◆ **Given task**
Retype the records below exactly as they appear, but leave out any pictures.

:: Supplied information ::

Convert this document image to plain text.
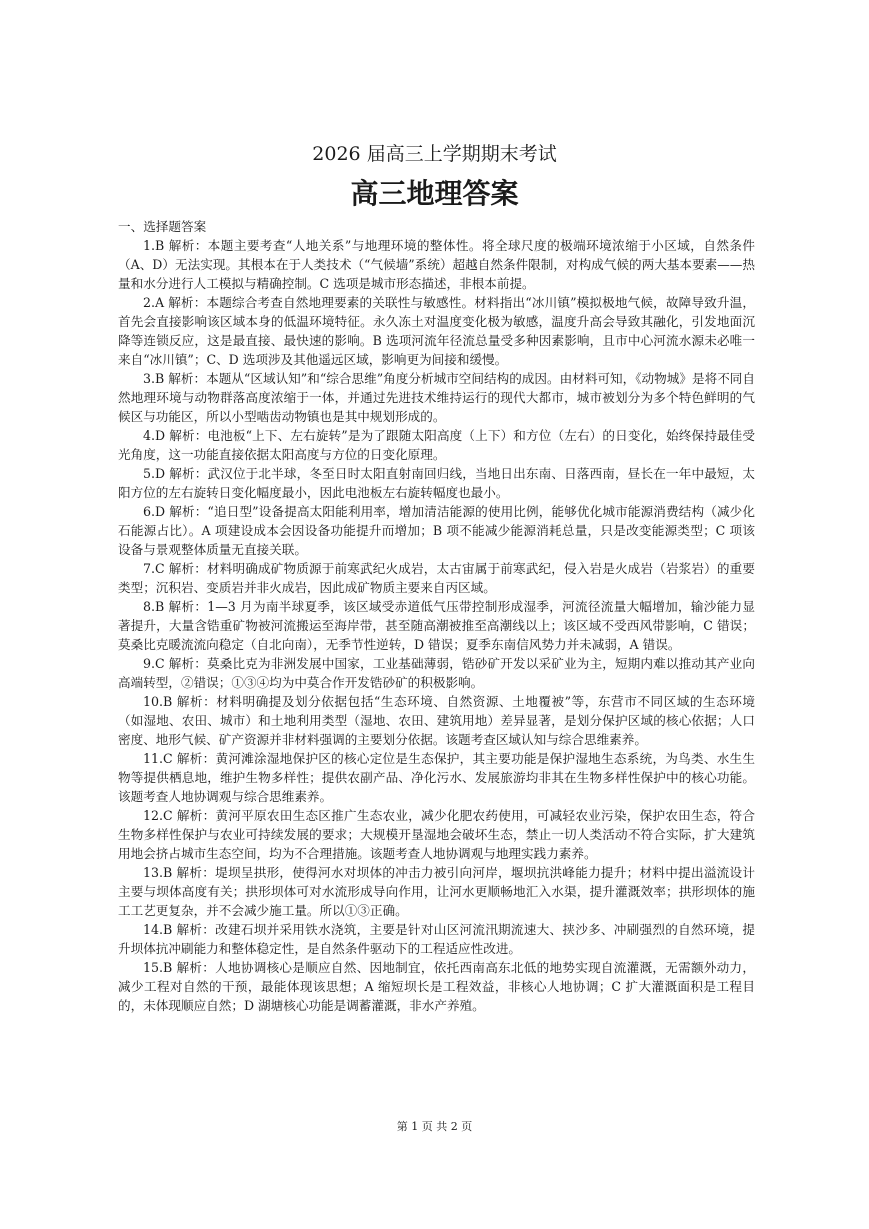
2026 届高三上学期期末考试
高三地理答案
一、选择题答案

1.B 解析：本题主要考查“人地关系”与地理环境的整体性。将全球尺度的极端环境浓缩于小区域，自然条件（A、D）无法实现。其根本在于人类技术（“气候墙”系统）超越自然条件限制，对构成气候的两大基本要素——热量和水分进行人工模拟与精确控制。C 选项是城市形态描述，非根本前提。

2.A 解析：本题综合考查自然地理要素的关联性与敏感性。材料指出“冰川镇”模拟极地气候，故障导致升温，首先会直接影响该区域本身的低温环境特征。永久冻土对温度变化极为敏感，温度升高会导致其融化，引发地面沉降等连锁反应，这是最直接、最快速的影响。B 选项河流年径流总量受多种因素影响，且市中心河流水源未必唯一来自“冰川镇”；C、D 选项涉及其他遥远区域，影响更为间接和缓慢。

3.B 解析：本题从“区域认知”和“综合思维”角度分析城市空间结构的成因。由材料可知，《动物城》是将不同自然地理环境与动物群落高度浓缩于一体，并通过先进技术维持运行的现代大都市，城市被划分为多个特色鲜明的气候区与功能区，所以小型啮齿动物镇也是其中规划形成的。

4.D 解析：电池板“上下、左右旋转”是为了跟随太阳高度（上下）和方位（左右）的日变化，始终保持最佳受光角度，这一功能直接依据太阳高度与方位的日变化原理。

5.D 解析：武汉位于北半球，冬至日时太阳直射南回归线，当地日出东南、日落西南，昼长在一年中最短，太阳方位的左右旋转日变化幅度最小，因此电池板左右旋转幅度也最小。

6.D 解析：“追日型”设备提高太阳能利用率，增加清洁能源的使用比例，能够优化城市能源消费结构（减少化石能源占比）。A 项建设成本会因设备功能提升而增加；B 项不能减少能源消耗总量，只是改变能源类型；C 项该设备与景观整体质量无直接关联。

7.C 解析：材料明确成矿物质源于前寒武纪火成岩，太古宙属于前寒武纪，侵入岩是火成岩（岩浆岩）的重要类型；沉积岩、变质岩并非火成岩，因此成矿物质主要来自丙区域。

8.B 解析：1—3 月为南半球夏季，该区域受赤道低气压带控制形成湿季，河流径流量大幅增加，输沙能力显著提升，大量含锆重矿物被河流搬运至海岸带，甚至随高潮被推至高潮线以上；该区域不受西风带影响，C 错误；莫桑比克暖流流向稳定（自北向南），无季节性逆转，D 错误；夏季东南信风势力并未减弱，A 错误。

9.C 解析：莫桑比克为非洲发展中国家，工业基础薄弱，锆砂矿开发以采矿业为主，短期内难以推动其产业向高端转型，②错误；①③④均为中莫合作开发锆砂矿的积极影响。

10.B 解析：材料明确提及划分依据包括“生态环境、自然资源、土地覆被”等，东营市不同区域的生态环境（如湿地、农田、城市）和土地利用类型（湿地、农田、建筑用地）差异显著，是划分保护区域的核心依据；人口密度、地形气候、矿产资源并非材料强调的主要划分依据。该题考查区域认知与综合思维素养。

11.C 解析：黄河滩涂湿地保护区的核心定位是生态保护，其主要功能是保护湿地生态系统，为鸟类、水生生物等提供栖息地，维护生物多样性；提供农副产品、净化污水、发展旅游均非其在生物多样性保护中的核心功能。该题考查人地协调观与综合思维素养。

12.C 解析：黄河平原农田生态区推广生态农业，减少化肥农药使用，可减轻农业污染，保护农田生态，符合生物多样性保护与农业可持续发展的要求；大规模开垦湿地会破坏生态，禁止一切人类活动不符合实际，扩大建筑用地会挤占城市生态空间，均为不合理措施。该题考查人地协调观与地理实践力素养。

13.B 解析：堤坝呈拱形，使得河水对坝体的冲击力被引向河岸，堰坝抗洪峰能力提升；材料中提出溢流设计主要与坝体高度有关；拱形坝体可对水流形成导向作用，让河水更顺畅地汇入水渠，提升灌溉效率；拱形坝体的施工工艺更复杂，并不会减少施工量。所以①③正确。

14.B 解析：改建石坝并采用铁水浇筑，主要是针对山区河流汛期流速大、挟沙多、冲刷强烈的自然环境，提升坝体抗冲刷能力和整体稳定性，是自然条件驱动下的工程适应性改进。

15.B 解析：人地协调核心是顺应自然、因地制宜，依托西南高东北低的地势实现自流灌溉，无需额外动力，减少工程对自然的干预，最能体现该思想；A 缩短坝长是工程效益，非核心人地协调；C 扩大灌溉面积是工程目的，未体现顺应自然；D 湖塘核心功能是调蓄灌溉，非水产养殖。

第 1 页 共 2 页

:::

◆ **Written solution**
Convert this document image to plain text.
2026 届高三上学期期末考试
高三地理答案
一、选择题答案

1.B 解析：本题主要考查“人地关系”与地理环境的整体性。将全球尺度的极端环境浓缩于小区域，自然条件（A、D）无法实现。其根本在于人类技术（“气候墙”系统）超越自然条件限制，对构成气候的两大基本要素——热量和水分进行人工模拟与精确控制。C 选项是城市形态描述，非根本前提。

2.A 解析：本题综合考查自然地理要素的关联性与敏感性。材料指出“冰川镇”模拟极地气候，故障导致升温，首先会直接影响该区域本身的低温环境特征。永久冻土对温度变化极为敏感，温度升高会导致其融化，引发地面沉降等连锁反应，这是最直接、最快速的影响。B 选项河流年径流总量受多种因素影响，且市中心河流水源未必唯一来自“冰川镇”；C、D 选项涉及其他遥远区域，影响更为间接和缓慢。

3.B 解析：本题从“区域认知”和“综合思维”角度分析城市空间结构的成因。由材料可知，《动物城》是将不同自然地理环境与动物群落高度浓缩于一体，并通过先进技术维持运行的现代大都市，城市被划分为多个特色鲜明的气候区与功能区，所以小型啮齿动物镇也是其中规划形成的。

4.D 解析：电池板“上下、左右旋转”是为了跟随太阳高度（上下）和方位（左右）的日变化，始终保持最佳受光角度，这一功能直接依据太阳高度与方位的日变化原理。

5.D 解析：武汉位于北半球，冬至日时太阳直射南回归线，当地日出东南、日落西南，昼长在一年中最短，太阳方位的左右旋转日变化幅度最小，因此电池板左右旋转幅度也最小。

6.D 解析：“追日型”设备提高太阳能利用率，增加清洁能源的使用比例，能够优化城市能源消费结构（减少化石能源占比）。A 项建设成本会因设备功能提升而增加；B 项不能减少能源消耗总量，只是改变能源类型；C 项该设备与景观整体质量无直接关联。

7.C 解析：材料明确成矿物质源于前寒武纪火成岩，太古宙属于前寒武纪，侵入岩是火成岩（岩浆岩）的重要类型；沉积岩、变质岩并非火成岩，因此成矿物质主要来自丙区域。

8.B 解析：1—3 月为南半球夏季，该区域受赤道低气压带控制形成湿季，河流径流量大幅增加，输沙能力显著提升，大量含锆重矿物被河流搬运至海岸带，甚至随高潮被推至高潮线以上；该区域不受西风带影响，C 错误；莫桑比克暖流流向稳定（自北向南），无季节性逆转，D 错误；夏季东南信风势力并未减弱，A 错误。

9.C 解析：莫桑比克为非洲发展中国家，工业基础薄弱，锆砂矿开发以采矿业为主，短期内难以推动其产业向高端转型，②错误；①③④均为中莫合作开发锆砂矿的积极影响。

10.B 解析：材料明确提及划分依据包括“生态环境、自然资源、土地覆被”等，东营市不同区域的生态环境（如湿地、农田、城市）和土地利用类型（湿地、农田、建筑用地）差异显著，是划分保护区域的核心依据；人口密度、地形气候、矿产资源并非材料强调的主要划分依据。该题考查区域认知与综合思维素养。

11.C 解析：黄河滩涂湿地保护区的核心定位是生态保护，其主要功能是保护湿地生态系统，为鸟类、水生生物等提供栖息地，维护生物多样性；提供农副产品、净化污水、发展旅游均非其在生物多样性保护中的核心功能。该题考查人地协调观与综合思维素养。

12.C 解析：黄河平原农田生态区推广生态农业，减少化肥农药使用，可减轻农业污染，保护农田生态，符合生物多样性保护与农业可持续发展的要求；大规模开垦湿地会破坏生态，禁止一切人类活动不符合实际，扩大建筑用地会挤占城市生态空间，均为不合理措施。该题考查人地协调观与地理实践力素养。

13.B 解析：堤坝呈拱形，使得河水对坝体的冲击力被引向河岸，堰坝抗洪峰能力提升；材料中提出溢流设计主要与坝体高度有关；拱形坝体可对水流形成导向作用，让河水更顺畅地汇入水渠，提升灌溉效率；拱形坝体的施工工艺更复杂，并不会减少施工量。所以①③正确。

14.B 解析：改建石坝并采用铁水浇筑，主要是针对山区河流汛期流速大、挟沙多、冲刷强烈的自然环境，提升坝体抗冲刷能力和整体稳定性，是自然条件驱动下的工程适应性改进。

15.B 解析：人地协调核心是顺应自然、因地制宜，依托西南高东北低的地势实现自流灌溉，无需额外动力，减少工程对自然的干预，最能体现该思想；A 缩短坝长是工程效益，非核心人地协调；C 扩大灌溉面积是工程目的，未体现顺应自然；D 湖塘核心功能是调蓄灌溉，非水产养殖。

第 1 页 共 2 页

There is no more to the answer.